EXERCISE REQUIREMENTS
Wherever the string "Cost" appears in a line, extract that line.

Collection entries
--- Begin ---
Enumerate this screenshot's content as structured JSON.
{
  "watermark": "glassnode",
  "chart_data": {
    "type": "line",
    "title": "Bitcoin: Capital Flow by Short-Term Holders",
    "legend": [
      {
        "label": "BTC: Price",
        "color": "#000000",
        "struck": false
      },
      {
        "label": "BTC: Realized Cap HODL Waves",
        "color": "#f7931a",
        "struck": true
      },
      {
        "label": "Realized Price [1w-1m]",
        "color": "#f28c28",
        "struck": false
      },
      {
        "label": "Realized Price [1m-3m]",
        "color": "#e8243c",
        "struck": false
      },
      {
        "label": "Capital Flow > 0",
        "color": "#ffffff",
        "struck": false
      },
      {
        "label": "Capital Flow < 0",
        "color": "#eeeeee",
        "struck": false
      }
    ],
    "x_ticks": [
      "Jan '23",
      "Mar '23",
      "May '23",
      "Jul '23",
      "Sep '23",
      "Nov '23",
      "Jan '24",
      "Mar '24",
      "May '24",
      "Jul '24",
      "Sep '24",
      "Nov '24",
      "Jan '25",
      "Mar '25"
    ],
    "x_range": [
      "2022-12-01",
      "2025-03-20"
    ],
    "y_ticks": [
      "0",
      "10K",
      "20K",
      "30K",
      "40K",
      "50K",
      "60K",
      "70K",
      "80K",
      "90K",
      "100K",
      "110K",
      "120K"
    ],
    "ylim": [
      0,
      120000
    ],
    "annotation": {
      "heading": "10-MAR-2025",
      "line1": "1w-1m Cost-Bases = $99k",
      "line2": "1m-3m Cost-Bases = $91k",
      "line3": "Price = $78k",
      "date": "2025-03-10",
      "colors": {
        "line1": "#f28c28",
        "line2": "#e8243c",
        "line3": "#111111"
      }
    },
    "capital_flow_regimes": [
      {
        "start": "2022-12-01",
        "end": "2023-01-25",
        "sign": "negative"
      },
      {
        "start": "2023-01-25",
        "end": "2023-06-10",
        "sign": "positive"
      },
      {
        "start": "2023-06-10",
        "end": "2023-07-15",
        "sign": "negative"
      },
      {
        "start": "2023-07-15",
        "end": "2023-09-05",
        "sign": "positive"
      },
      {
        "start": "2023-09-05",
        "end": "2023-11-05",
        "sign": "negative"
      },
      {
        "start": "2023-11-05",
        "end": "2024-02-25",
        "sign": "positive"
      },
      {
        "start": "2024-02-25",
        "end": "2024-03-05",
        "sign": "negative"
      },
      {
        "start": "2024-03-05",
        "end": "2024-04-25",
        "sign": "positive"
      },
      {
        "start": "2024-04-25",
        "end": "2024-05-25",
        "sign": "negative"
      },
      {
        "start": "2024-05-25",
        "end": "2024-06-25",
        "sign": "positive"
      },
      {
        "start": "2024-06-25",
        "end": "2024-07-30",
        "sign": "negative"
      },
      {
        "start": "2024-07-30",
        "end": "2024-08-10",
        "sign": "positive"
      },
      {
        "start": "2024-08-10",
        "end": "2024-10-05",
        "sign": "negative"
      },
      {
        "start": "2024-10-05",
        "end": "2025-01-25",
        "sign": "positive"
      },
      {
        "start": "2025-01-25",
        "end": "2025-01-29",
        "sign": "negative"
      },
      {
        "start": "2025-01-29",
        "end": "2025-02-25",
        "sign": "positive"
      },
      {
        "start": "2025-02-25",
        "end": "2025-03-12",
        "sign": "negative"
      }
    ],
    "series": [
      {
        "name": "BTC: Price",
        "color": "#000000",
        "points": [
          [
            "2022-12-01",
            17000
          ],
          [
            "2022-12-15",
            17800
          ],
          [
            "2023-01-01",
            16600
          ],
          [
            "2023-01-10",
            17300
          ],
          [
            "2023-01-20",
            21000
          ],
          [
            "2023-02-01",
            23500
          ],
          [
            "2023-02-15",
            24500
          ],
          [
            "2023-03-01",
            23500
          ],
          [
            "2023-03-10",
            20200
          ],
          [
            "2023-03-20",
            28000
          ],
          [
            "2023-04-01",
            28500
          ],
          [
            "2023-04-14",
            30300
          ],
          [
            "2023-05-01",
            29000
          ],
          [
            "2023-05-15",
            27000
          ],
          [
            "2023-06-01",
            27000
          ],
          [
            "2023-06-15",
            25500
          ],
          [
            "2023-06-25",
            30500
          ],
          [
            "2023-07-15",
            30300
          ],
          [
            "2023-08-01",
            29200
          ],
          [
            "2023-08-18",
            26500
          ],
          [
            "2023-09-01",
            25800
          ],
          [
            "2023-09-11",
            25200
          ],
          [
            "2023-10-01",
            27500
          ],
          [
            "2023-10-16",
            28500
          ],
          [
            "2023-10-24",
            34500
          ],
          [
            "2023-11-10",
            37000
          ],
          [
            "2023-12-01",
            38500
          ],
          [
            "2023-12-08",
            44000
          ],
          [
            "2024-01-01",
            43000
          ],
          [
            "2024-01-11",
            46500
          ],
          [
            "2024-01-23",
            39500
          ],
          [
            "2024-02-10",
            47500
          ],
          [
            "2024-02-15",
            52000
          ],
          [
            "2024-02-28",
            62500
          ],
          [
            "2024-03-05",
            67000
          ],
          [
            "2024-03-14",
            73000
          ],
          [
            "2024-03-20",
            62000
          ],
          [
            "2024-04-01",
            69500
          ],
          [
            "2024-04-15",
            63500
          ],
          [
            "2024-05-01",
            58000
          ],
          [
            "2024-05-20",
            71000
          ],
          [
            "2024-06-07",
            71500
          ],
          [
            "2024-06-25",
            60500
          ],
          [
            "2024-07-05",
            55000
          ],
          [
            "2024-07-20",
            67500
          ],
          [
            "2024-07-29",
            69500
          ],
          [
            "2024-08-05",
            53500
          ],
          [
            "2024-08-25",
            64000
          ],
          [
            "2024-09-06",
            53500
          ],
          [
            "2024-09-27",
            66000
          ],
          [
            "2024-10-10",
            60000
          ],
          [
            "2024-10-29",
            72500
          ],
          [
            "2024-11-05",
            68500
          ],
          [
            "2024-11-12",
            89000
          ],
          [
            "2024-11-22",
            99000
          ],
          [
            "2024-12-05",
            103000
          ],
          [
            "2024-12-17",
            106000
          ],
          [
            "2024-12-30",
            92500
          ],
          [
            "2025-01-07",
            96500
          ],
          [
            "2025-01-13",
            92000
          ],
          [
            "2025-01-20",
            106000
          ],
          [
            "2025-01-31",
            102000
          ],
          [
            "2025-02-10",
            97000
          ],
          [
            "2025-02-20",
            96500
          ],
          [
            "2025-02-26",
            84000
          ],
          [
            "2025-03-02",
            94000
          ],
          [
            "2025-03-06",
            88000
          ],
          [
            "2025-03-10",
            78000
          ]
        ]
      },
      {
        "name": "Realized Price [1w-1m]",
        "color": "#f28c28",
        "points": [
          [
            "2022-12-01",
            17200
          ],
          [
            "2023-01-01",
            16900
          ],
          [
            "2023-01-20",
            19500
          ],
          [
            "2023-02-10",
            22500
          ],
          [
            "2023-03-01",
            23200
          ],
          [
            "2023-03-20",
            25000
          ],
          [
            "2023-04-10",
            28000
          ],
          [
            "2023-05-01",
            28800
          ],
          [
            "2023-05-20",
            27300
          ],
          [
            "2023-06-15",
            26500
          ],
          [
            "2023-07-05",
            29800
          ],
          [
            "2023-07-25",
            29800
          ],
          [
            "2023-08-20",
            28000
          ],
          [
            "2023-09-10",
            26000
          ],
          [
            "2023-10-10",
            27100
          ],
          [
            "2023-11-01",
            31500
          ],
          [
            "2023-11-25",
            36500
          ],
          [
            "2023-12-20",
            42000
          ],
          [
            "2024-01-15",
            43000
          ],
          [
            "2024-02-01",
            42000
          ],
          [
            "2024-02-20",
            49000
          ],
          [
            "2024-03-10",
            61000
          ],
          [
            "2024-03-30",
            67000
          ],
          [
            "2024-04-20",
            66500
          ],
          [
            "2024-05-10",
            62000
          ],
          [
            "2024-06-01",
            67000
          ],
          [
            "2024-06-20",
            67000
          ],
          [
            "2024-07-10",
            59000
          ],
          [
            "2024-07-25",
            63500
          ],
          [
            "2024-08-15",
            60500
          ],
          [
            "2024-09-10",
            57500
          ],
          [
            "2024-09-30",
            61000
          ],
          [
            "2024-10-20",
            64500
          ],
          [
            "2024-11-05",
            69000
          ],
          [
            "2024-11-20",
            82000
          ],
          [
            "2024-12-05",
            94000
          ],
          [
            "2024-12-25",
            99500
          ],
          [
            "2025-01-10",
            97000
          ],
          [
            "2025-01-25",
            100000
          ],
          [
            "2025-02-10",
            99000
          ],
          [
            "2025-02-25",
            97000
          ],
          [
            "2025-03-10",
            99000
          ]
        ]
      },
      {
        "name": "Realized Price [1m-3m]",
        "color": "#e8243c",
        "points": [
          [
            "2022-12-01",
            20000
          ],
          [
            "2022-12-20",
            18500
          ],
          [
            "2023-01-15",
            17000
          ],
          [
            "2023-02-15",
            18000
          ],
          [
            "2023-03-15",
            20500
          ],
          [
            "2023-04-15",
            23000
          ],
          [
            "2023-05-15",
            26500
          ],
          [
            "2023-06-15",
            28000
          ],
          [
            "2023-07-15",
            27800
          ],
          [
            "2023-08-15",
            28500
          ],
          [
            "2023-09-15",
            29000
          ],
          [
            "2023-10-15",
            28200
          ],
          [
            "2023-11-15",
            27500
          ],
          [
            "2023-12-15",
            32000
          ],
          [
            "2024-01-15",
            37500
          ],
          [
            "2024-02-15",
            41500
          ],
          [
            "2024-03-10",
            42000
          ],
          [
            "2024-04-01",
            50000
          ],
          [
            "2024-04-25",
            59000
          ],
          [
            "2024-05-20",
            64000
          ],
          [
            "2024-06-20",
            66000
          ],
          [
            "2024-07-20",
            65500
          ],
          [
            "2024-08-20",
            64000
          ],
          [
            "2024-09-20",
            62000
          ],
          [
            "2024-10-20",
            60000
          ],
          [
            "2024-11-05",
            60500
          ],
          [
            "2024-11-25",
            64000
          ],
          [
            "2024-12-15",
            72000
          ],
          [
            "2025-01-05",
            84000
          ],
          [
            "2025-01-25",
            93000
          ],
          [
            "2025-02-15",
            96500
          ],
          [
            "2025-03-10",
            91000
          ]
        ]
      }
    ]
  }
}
--- End ---
THE REPLY
      "line1": "1w-1m Cost-Bases = $99k",
      "line2": "1m-3m Cost-Bases = $91k",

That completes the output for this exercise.